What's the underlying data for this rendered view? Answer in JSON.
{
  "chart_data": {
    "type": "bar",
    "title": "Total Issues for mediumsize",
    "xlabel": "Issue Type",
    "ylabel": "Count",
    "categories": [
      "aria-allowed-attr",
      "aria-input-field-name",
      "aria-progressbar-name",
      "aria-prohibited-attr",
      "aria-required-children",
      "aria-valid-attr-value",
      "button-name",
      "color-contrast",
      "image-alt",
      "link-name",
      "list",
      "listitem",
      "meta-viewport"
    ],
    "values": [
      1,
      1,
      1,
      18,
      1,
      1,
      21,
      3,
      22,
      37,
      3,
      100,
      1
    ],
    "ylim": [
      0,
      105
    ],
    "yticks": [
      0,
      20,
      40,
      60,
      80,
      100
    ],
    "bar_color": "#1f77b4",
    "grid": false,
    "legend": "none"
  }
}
--------------------
§ **Work to complete**
Recopy the entries above exactly, with every line included.

§ **Result of this exercise**
What's the underlying data for this rendered view? Answer in JSON.
{
  "chart_data": {
    "type": "bar",
    "title": "Total Issues for mediumsize",
    "xlabel": "Issue Type",
    "ylabel": "Count",
    "categories": [
      "aria-allowed-attr",
      "aria-input-field-name",
      "aria-progressbar-name",
      "aria-prohibited-attr",
      "aria-required-children",
      "aria-valid-attr-value",
      "button-name",
      "color-contrast",
      "image-alt",
      "link-name",
      "list",
      "listitem",
      "meta-viewport"
    ],
    "values": [
      1,
      1,
      1,
      18,
      1,
      1,
      21,
      3,
      22,
      37,
      3,
      100,
      1
    ],
    "ylim": [
      0,
      105
    ],
    "yticks": [
      0,
      20,
      40,
      60,
      80,
      100
    ],
    "bar_color": "#1f77b4",
    "grid": false,
    "legend": "none"
  }
}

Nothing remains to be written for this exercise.